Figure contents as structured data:
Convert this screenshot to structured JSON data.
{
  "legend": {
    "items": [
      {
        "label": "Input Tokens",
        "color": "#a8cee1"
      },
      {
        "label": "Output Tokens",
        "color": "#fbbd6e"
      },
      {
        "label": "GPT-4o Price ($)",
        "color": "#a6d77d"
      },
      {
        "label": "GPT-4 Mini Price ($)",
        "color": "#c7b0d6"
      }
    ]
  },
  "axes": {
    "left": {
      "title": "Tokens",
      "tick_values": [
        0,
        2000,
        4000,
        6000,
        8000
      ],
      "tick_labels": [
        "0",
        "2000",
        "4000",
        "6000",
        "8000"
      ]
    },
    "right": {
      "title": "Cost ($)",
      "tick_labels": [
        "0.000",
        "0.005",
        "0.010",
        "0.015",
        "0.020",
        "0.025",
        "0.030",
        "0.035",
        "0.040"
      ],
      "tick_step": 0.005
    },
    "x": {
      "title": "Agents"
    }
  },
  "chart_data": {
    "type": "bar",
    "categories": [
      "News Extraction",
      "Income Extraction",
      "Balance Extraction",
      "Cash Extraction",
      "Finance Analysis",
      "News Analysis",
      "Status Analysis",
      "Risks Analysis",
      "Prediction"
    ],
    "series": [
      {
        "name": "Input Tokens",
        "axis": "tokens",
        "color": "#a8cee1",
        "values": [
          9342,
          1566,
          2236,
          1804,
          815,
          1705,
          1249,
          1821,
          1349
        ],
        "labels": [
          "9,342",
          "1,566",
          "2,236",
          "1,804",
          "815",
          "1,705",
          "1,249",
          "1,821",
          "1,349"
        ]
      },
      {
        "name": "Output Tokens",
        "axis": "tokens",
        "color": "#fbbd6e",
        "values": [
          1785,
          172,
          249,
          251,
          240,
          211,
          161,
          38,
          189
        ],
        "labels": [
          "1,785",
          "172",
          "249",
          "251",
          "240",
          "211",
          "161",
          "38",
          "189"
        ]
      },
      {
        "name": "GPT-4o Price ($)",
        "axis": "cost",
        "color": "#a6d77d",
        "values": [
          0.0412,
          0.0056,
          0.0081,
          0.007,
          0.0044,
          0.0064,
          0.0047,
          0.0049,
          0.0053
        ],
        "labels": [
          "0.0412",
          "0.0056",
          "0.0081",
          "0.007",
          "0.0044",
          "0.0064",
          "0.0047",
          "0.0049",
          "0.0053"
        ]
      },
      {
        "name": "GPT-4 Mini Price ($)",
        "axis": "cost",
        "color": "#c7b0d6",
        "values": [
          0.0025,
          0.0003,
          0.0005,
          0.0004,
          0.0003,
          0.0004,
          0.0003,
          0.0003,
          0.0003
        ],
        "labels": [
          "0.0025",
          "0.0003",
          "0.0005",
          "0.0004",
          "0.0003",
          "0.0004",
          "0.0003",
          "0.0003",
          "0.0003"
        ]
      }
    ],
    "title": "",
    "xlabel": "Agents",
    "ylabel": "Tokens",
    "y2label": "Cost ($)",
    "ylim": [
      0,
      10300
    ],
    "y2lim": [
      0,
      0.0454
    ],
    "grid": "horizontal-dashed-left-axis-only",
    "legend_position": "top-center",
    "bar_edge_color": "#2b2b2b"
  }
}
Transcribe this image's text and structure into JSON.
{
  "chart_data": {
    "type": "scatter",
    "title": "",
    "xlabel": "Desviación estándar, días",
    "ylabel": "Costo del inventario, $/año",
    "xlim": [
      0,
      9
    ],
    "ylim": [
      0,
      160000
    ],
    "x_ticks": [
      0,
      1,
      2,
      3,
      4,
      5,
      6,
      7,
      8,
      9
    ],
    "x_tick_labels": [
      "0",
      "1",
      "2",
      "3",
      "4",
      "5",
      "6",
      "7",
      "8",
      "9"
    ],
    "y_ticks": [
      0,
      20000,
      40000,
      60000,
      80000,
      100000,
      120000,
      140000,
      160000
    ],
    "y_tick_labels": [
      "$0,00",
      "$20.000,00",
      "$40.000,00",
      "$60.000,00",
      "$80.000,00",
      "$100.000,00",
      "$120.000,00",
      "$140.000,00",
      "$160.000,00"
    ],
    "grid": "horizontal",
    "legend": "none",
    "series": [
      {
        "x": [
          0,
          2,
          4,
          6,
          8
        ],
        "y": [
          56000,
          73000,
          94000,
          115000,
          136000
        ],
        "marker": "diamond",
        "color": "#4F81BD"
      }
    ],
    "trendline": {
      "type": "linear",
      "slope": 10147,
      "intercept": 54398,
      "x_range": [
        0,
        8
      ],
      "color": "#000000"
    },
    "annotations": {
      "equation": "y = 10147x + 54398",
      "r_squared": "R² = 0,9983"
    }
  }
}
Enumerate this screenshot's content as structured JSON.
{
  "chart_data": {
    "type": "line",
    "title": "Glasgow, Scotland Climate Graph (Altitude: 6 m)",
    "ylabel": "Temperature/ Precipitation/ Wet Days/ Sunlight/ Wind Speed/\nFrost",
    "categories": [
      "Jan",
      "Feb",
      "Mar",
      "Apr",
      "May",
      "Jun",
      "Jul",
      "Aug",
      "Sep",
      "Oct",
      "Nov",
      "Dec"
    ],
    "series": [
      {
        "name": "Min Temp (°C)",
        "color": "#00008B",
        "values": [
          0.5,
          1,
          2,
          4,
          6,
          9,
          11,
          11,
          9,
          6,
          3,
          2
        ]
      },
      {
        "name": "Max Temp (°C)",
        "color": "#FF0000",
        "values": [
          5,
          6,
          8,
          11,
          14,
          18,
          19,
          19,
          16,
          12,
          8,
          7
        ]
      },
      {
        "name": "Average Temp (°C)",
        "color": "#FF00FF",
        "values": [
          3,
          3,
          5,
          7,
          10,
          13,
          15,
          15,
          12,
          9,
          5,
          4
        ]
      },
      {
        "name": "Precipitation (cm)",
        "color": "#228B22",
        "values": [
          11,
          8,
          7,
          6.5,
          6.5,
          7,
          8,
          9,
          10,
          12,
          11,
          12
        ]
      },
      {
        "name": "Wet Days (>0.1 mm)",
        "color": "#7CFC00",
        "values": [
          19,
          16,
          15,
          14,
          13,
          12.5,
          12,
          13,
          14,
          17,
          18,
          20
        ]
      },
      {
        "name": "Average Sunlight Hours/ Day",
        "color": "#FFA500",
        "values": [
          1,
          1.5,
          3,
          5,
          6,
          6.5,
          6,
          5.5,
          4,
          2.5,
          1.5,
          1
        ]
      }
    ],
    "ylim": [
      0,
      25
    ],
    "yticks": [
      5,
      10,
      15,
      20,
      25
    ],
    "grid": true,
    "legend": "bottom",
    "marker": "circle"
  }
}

#### WORK INSTRUCTIONS:
Copy the data above in full, character for character.

#### SOLUTION FOR THIS TASK:
Convert this screenshot to structured JSON data.
{
  "legend": {
    "items": [
      {
        "label": "Input Tokens",
        "color": "#a8cee1"
      },
      {
        "label": "Output Tokens",
        "color": "#fbbd6e"
      },
      {
        "label": "GPT-4o Price ($)",
        "color": "#a6d77d"
      },
      {
        "label": "GPT-4 Mini Price ($)",
        "color": "#c7b0d6"
      }
    ]
  },
  "axes": {
    "left": {
      "title": "Tokens",
      "tick_values": [
        0,
        2000,
        4000,
        6000,
        8000
      ],
      "tick_labels": [
        "0",
        "2000",
        "4000",
        "6000",
        "8000"
      ]
    },
    "right": {
      "title": "Cost ($)",
      "tick_labels": [
        "0.000",
        "0.005",
        "0.010",
        "0.015",
        "0.020",
        "0.025",
        "0.030",
        "0.035",
        "0.040"
      ],
      "tick_step": 0.005
    },
    "x": {
      "title": "Agents"
    }
  },
  "chart_data": {
    "type": "bar",
    "categories": [
      "News Extraction",
      "Income Extraction",
      "Balance Extraction",
      "Cash Extraction",
      "Finance Analysis",
      "News Analysis",
      "Status Analysis",
      "Risks Analysis",
      "Prediction"
    ],
    "series": [
      {
        "name": "Input Tokens",
        "axis": "tokens",
        "color": "#a8cee1",
        "values": [
          9342,
          1566,
          2236,
          1804,
          815,
          1705,
          1249,
          1821,
          1349
        ],
        "labels": [
          "9,342",
          "1,566",
          "2,236",
          "1,804",
          "815",
          "1,705",
          "1,249",
          "1,821",
          "1,349"
        ]
      },
      {
        "name": "Output Tokens",
        "axis": "tokens",
        "color": "#fbbd6e",
        "values": [
          1785,
          172,
          249,
          251,
          240,
          211,
          161,
          38,
          189
        ],
        "labels": [
          "1,785",
          "172",
          "249",
          "251",
          "240",
          "211",
          "161",
          "38",
          "189"
        ]
      },
      {
        "name": "GPT-4o Price ($)",
        "axis": "cost",
        "color": "#a6d77d",
        "values": [
          0.0412,
          0.0056,
          0.0081,
          0.007,
          0.0044,
          0.0064,
          0.0047,
          0.0049,
          0.0053
        ],
        "labels": [
          "0.0412",
          "0.0056",
          "0.0081",
          "0.007",
          "0.0044",
          "0.0064",
          "0.0047",
          "0.0049",
          "0.0053"
        ]
      },
      {
        "name": "GPT-4 Mini Price ($)",
        "axis": "cost",
        "color": "#c7b0d6",
        "values": [
          0.0025,
          0.0003,
          0.0005,
          0.0004,
          0.0003,
          0.0004,
          0.0003,
          0.0003,
          0.0003
        ],
        "labels": [
          "0.0025",
          "0.0003",
          "0.0005",
          "0.0004",
          "0.0003",
          "0.0004",
          "0.0003",
          "0.0003",
          "0.0003"
        ]
      }
    ],
    "title": "",
    "xlabel": "Agents",
    "ylabel": "Tokens",
    "y2label": "Cost ($)",
    "ylim": [
      0,
      10300
    ],
    "y2lim": [
      0,
      0.0454
    ],
    "grid": "horizontal-dashed-left-axis-only",
    "legend_position": "top-center",
    "bar_edge_color": "#2b2b2b"
  }
}
Transcribe this image's text and structure into JSON.
{
  "chart_data": {
    "type": "scatter",
    "title": "",
    "xlabel": "Desviación estándar, días",
    "ylabel": "Costo del inventario, $/año",
    "xlim": [
      0,
      9
    ],
    "ylim": [
      0,
      160000
    ],
    "x_ticks": [
      0,
      1,
      2,
      3,
      4,
      5,
      6,
      7,
      8,
      9
    ],
    "x_tick_labels": [
      "0",
      "1",
      "2",
      "3",
      "4",
      "5",
      "6",
      "7",
      "8",
      "9"
    ],
    "y_ticks": [
      0,
      20000,
      40000,
      60000,
      80000,
      100000,
      120000,
      140000,
      160000
    ],
    "y_tick_labels": [
      "$0,00",
      "$20.000,00",
      "$40.000,00",
      "$60.000,00",
      "$80.000,00",
      "$100.000,00",
      "$120.000,00",
      "$140.000,00",
      "$160.000,00"
    ],
    "grid": "horizontal",
    "legend": "none",
    "series": [
      {
        "x": [
          0,
          2,
          4,
          6,
          8
        ],
        "y": [
          56000,
          73000,
          94000,
          115000,
          136000
        ],
        "marker": "diamond",
        "color": "#4F81BD"
      }
    ],
    "trendline": {
      "type": "linear",
      "slope": 10147,
      "intercept": 54398,
      "x_range": [
        0,
        8
      ],
      "color": "#000000"
    },
    "annotations": {
      "equation": "y = 10147x + 54398",
      "r_squared": "R² = 0,9983"
    }
  }
}
Enumerate this screenshot's content as structured JSON.
{
  "chart_data": {
    "type": "line",
    "title": "Glasgow, Scotland Climate Graph (Altitude: 6 m)",
    "ylabel": "Temperature/ Precipitation/ Wet Days/ Sunlight/ Wind Speed/\nFrost",
    "categories": [
      "Jan",
      "Feb",
      "Mar",
      "Apr",
      "May",
      "Jun",
      "Jul",
      "Aug",
      "Sep",
      "Oct",
      "Nov",
      "Dec"
    ],
    "series": [
      {
        "name": "Min Temp (°C)",
        "color": "#00008B",
        "values": [
          0.5,
          1,
          2,
          4,
          6,
          9,
          11,
          11,
          9,
          6,
          3,
          2
        ]
      },
      {
        "name": "Max Temp (°C)",
        "color": "#FF0000",
        "values": [
          5,
          6,
          8,
          11,
          14,
          18,
          19,
          19,
          16,
          12,
          8,
          7
        ]
      },
      {
        "name": "Average Temp (°C)",
        "color": "#FF00FF",
        "values": [
          3,
          3,
          5,
          7,
          10,
          13,
          15,
          15,
          12,
          9,
          5,
          4
        ]
      },
      {
        "name": "Precipitation (cm)",
        "color": "#228B22",
        "values": [
          11,
          8,
          7,
          6.5,
          6.5,
          7,
          8,
          9,
          10,
          12,
          11,
          12
        ]
      },
      {
        "name": "Wet Days (>0.1 mm)",
        "color": "#7CFC00",
        "values": [
          19,
          16,
          15,
          14,
          13,
          12.5,
          12,
          13,
          14,
          17,
          18,
          20
        ]
      },
      {
        "name": "Average Sunlight Hours/ Day",
        "color": "#FFA500",
        "values": [
          1,
          1.5,
          3,
          5,
          6,
          6.5,
          6,
          5.5,
          4,
          2.5,
          1.5,
          1
        ]
      }
    ],
    "ylim": [
      0,
      25
    ],
    "yticks": [
      5,
      10,
      15,
      20,
      25
    ],
    "grid": true,
    "legend": "bottom",
    "marker": "circle"
  }
}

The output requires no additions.